*What needs to be done*.
Repeat the material exactly as it appears.

Data listing
* start *
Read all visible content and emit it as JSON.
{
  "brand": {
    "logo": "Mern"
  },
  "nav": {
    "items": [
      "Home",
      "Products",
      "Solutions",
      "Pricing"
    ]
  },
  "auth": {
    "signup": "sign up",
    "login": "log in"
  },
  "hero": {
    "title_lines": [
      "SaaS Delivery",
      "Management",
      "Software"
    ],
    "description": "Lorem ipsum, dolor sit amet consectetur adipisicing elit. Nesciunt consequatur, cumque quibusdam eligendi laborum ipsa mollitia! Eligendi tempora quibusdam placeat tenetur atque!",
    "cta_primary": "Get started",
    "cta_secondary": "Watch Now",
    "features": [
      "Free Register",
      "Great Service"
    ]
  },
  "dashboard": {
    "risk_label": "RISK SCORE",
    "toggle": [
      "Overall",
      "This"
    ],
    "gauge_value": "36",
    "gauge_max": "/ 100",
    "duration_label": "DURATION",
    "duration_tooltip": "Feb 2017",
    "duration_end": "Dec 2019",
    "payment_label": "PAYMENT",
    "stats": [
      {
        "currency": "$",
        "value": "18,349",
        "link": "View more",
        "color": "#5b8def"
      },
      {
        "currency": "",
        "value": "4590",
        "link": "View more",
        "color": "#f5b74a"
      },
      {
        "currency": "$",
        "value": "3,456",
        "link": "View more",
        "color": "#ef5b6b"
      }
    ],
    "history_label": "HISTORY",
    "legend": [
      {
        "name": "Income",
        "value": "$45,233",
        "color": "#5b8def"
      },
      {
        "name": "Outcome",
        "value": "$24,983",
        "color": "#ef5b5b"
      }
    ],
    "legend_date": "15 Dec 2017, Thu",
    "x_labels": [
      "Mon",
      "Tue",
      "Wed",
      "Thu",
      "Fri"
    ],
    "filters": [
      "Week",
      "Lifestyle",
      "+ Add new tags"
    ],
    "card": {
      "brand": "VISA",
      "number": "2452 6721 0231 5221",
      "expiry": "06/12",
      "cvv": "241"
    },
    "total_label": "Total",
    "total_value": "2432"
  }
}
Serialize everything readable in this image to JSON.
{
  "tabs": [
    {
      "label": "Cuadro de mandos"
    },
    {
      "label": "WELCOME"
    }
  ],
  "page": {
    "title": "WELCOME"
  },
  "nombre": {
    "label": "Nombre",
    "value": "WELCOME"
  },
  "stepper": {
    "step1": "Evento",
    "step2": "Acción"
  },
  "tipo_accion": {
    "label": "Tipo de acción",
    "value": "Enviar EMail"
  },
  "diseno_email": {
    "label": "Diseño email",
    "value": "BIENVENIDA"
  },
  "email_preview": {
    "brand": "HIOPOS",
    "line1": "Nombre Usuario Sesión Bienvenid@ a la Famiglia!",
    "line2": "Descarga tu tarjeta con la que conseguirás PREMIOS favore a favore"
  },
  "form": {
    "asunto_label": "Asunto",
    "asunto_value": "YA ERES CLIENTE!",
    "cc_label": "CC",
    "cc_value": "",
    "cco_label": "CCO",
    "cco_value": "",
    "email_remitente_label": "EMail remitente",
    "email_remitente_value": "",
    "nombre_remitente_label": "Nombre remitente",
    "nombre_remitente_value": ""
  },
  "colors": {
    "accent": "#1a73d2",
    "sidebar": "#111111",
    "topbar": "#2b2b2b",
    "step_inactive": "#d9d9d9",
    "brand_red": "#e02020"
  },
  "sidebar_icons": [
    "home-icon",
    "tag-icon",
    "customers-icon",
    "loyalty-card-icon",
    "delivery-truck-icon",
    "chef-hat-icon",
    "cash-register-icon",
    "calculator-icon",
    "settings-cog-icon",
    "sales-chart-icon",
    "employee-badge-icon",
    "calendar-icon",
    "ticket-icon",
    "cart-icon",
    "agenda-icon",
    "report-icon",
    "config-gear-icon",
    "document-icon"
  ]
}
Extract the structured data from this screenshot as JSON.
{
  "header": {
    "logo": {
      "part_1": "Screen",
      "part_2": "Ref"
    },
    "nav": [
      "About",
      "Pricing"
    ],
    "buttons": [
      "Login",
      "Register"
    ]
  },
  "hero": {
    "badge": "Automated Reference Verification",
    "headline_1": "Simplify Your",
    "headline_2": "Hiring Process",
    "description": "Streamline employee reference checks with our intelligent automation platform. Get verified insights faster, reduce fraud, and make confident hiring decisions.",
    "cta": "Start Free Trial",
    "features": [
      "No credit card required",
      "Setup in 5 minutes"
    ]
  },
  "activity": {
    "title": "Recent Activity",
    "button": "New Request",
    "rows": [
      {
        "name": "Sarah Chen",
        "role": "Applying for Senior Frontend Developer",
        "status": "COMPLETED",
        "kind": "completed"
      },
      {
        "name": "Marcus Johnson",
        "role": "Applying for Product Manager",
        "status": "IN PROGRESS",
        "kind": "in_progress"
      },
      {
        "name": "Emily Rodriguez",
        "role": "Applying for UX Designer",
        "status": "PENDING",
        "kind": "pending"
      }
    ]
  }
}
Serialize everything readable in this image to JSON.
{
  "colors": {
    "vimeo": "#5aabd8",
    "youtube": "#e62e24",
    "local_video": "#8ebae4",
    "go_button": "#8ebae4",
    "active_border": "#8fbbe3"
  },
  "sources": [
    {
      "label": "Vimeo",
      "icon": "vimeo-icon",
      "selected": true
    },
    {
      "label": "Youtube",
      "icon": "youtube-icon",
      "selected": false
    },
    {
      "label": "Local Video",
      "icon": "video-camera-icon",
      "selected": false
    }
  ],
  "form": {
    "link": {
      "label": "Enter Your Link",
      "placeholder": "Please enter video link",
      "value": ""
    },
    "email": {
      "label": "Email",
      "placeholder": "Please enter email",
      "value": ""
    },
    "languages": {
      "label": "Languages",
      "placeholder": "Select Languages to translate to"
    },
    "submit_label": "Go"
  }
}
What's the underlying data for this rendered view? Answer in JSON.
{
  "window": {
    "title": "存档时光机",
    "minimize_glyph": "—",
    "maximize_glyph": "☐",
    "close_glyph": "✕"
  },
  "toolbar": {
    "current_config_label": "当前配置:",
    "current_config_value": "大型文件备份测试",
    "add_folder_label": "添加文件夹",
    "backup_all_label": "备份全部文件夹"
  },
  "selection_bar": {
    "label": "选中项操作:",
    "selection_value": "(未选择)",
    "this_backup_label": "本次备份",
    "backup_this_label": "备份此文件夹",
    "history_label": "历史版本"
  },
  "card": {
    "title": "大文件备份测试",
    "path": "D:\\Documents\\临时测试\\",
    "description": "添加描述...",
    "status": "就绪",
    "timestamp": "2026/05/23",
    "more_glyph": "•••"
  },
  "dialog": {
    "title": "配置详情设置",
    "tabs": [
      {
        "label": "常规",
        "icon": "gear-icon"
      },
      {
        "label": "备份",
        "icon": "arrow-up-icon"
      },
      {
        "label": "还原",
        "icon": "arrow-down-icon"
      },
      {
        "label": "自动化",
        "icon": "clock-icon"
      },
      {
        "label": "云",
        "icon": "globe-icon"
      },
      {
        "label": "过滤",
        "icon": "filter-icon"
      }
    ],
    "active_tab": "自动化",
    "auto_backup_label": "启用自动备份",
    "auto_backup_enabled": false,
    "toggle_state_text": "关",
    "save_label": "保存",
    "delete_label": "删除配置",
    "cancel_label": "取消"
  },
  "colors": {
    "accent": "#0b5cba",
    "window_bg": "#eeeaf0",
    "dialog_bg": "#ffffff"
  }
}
* end *
*Exercise response*.
Read all visible content and emit it as JSON.
{
  "brand": {
    "logo": "Mern"
  },
  "nav": {
    "items": [
      "Home",
      "Products",
      "Solutions",
      "Pricing"
    ]
  },
  "auth": {
    "signup": "sign up",
    "login": "log in"
  },
  "hero": {
    "title_lines": [
      "SaaS Delivery",
      "Management",
      "Software"
    ],
    "description": "Lorem ipsum, dolor sit amet consectetur adipisicing elit. Nesciunt consequatur, cumque quibusdam eligendi laborum ipsa mollitia! Eligendi tempora quibusdam placeat tenetur atque!",
    "cta_primary": "Get started",
    "cta_secondary": "Watch Now",
    "features": [
      "Free Register",
      "Great Service"
    ]
  },
  "dashboard": {
    "risk_label": "RISK SCORE",
    "toggle": [
      "Overall",
      "This"
    ],
    "gauge_value": "36",
    "gauge_max": "/ 100",
    "duration_label": "DURATION",
    "duration_tooltip": "Feb 2017",
    "duration_end": "Dec 2019",
    "payment_label": "PAYMENT",
    "stats": [
      {
        "currency": "$",
        "value": "18,349",
        "link": "View more",
        "color": "#5b8def"
      },
      {
        "currency": "",
        "value": "4590",
        "link": "View more",
        "color": "#f5b74a"
      },
      {
        "currency": "$",
        "value": "3,456",
        "link": "View more",
        "color": "#ef5b6b"
      }
    ],
    "history_label": "HISTORY",
    "legend": [
      {
        "name": "Income",
        "value": "$45,233",
        "color": "#5b8def"
      },
      {
        "name": "Outcome",
        "value": "$24,983",
        "color": "#ef5b5b"
      }
    ],
    "legend_date": "15 Dec 2017, Thu",
    "x_labels": [
      "Mon",
      "Tue",
      "Wed",
      "Thu",
      "Fri"
    ],
    "filters": [
      "Week",
      "Lifestyle",
      "+ Add new tags"
    ],
    "card": {
      "brand": "VISA",
      "number": "2452 6721 0231 5221",
      "expiry": "06/12",
      "cvv": "241"
    },
    "total_label": "Total",
    "total_value": "2432"
  }
}
Serialize everything readable in this image to JSON.
{
  "tabs": [
    {
      "label": "Cuadro de mandos"
    },
    {
      "label": "WELCOME"
    }
  ],
  "page": {
    "title": "WELCOME"
  },
  "nombre": {
    "label": "Nombre",
    "value": "WELCOME"
  },
  "stepper": {
    "step1": "Evento",
    "step2": "Acción"
  },
  "tipo_accion": {
    "label": "Tipo de acción",
    "value": "Enviar EMail"
  },
  "diseno_email": {
    "label": "Diseño email",
    "value": "BIENVENIDA"
  },
  "email_preview": {
    "brand": "HIOPOS",
    "line1": "Nombre Usuario Sesión Bienvenid@ a la Famiglia!",
    "line2": "Descarga tu tarjeta con la que conseguirás PREMIOS favore a favore"
  },
  "form": {
    "asunto_label": "Asunto",
    "asunto_value": "YA ERES CLIENTE!",
    "cc_label": "CC",
    "cc_value": "",
    "cco_label": "CCO",
    "cco_value": "",
    "email_remitente_label": "EMail remitente",
    "email_remitente_value": "",
    "nombre_remitente_label": "Nombre remitente",
    "nombre_remitente_value": ""
  },
  "colors": {
    "accent": "#1a73d2",
    "sidebar": "#111111",
    "topbar": "#2b2b2b",
    "step_inactive": "#d9d9d9",
    "brand_red": "#e02020"
  },
  "sidebar_icons": [
    "home-icon",
    "tag-icon",
    "customers-icon",
    "loyalty-card-icon",
    "delivery-truck-icon",
    "chef-hat-icon",
    "cash-register-icon",
    "calculator-icon",
    "settings-cog-icon",
    "sales-chart-icon",
    "employee-badge-icon",
    "calendar-icon",
    "ticket-icon",
    "cart-icon",
    "agenda-icon",
    "report-icon",
    "config-gear-icon",
    "document-icon"
  ]
}
Extract the structured data from this screenshot as JSON.
{
  "header": {
    "logo": {
      "part_1": "Screen",
      "part_2": "Ref"
    },
    "nav": [
      "About",
      "Pricing"
    ],
    "buttons": [
      "Login",
      "Register"
    ]
  },
  "hero": {
    "badge": "Automated Reference Verification",
    "headline_1": "Simplify Your",
    "headline_2": "Hiring Process",
    "description": "Streamline employee reference checks with our intelligent automation platform. Get verified insights faster, reduce fraud, and make confident hiring decisions.",
    "cta": "Start Free Trial",
    "features": [
      "No credit card required",
      "Setup in 5 minutes"
    ]
  },
  "activity": {
    "title": "Recent Activity",
    "button": "New Request",
    "rows": [
      {
        "name": "Sarah Chen",
        "role": "Applying for Senior Frontend Developer",
        "status": "COMPLETED",
        "kind": "completed"
      },
      {
        "name": "Marcus Johnson",
        "role": "Applying for Product Manager",
        "status": "IN PROGRESS",
        "kind": "in_progress"
      },
      {
        "name": "Emily Rodriguez",
        "role": "Applying for UX Designer",
        "status": "PENDING",
        "kind": "pending"
      }
    ]
  }
}
Serialize everything readable in this image to JSON.
{
  "colors": {
    "vimeo": "#5aabd8",
    "youtube": "#e62e24",
    "local_video": "#8ebae4",
    "go_button": "#8ebae4",
    "active_border": "#8fbbe3"
  },
  "sources": [
    {
      "label": "Vimeo",
      "icon": "vimeo-icon",
      "selected": true
    },
    {
      "label": "Youtube",
      "icon": "youtube-icon",
      "selected": false
    },
    {
      "label": "Local Video",
      "icon": "video-camera-icon",
      "selected": false
    }
  ],
  "form": {
    "link": {
      "label": "Enter Your Link",
      "placeholder": "Please enter video link",
      "value": ""
    },
    "email": {
      "label": "Email",
      "placeholder": "Please enter email",
      "value": ""
    },
    "languages": {
      "label": "Languages",
      "placeholder": "Select Languages to translate to"
    },
    "submit_label": "Go"
  }
}
What's the underlying data for this rendered view? Answer in JSON.
{
  "window": {
    "title": "存档时光机",
    "minimize_glyph": "—",
    "maximize_glyph": "☐",
    "close_glyph": "✕"
  },
  "toolbar": {
    "current_config_label": "当前配置:",
    "current_config_value": "大型文件备份测试",
    "add_folder_label": "添加文件夹",
    "backup_all_label": "备份全部文件夹"
  },
  "selection_bar": {
    "label": "选中项操作:",
    "selection_value": "(未选择)",
    "this_backup_label": "本次备份",
    "backup_this_label": "备份此文件夹",
    "history_label": "历史版本"
  },
  "card": {
    "title": "大文件备份测试",
    "path": "D:\\Documents\\临时测试\\",
    "description": "添加描述...",
    "status": "就绪",
    "timestamp": "2026/05/23",
    "more_glyph": "•••"
  },
  "dialog": {
    "title": "配置详情设置",
    "tabs": [
      {
        "label": "常规",
        "icon": "gear-icon"
      },
      {
        "label": "备份",
        "icon": "arrow-up-icon"
      },
      {
        "label": "还原",
        "icon": "arrow-down-icon"
      },
      {
        "label": "自动化",
        "icon": "clock-icon"
      },
      {
        "label": "云",
        "icon": "globe-icon"
      },
      {
        "label": "过滤",
        "icon": "filter-icon"
      }
    ],
    "active_tab": "自动化",
    "auto_backup_label": "启用自动备份",
    "auto_backup_enabled": false,
    "toggle_state_text": "关",
    "save_label": "保存",
    "delete_label": "删除配置",
    "cancel_label": "取消"
  },
  "colors": {
    "accent": "#0b5cba",
    "window_bg": "#eeeaf0",
    "dialog_bg": "#ffffff"
  }
}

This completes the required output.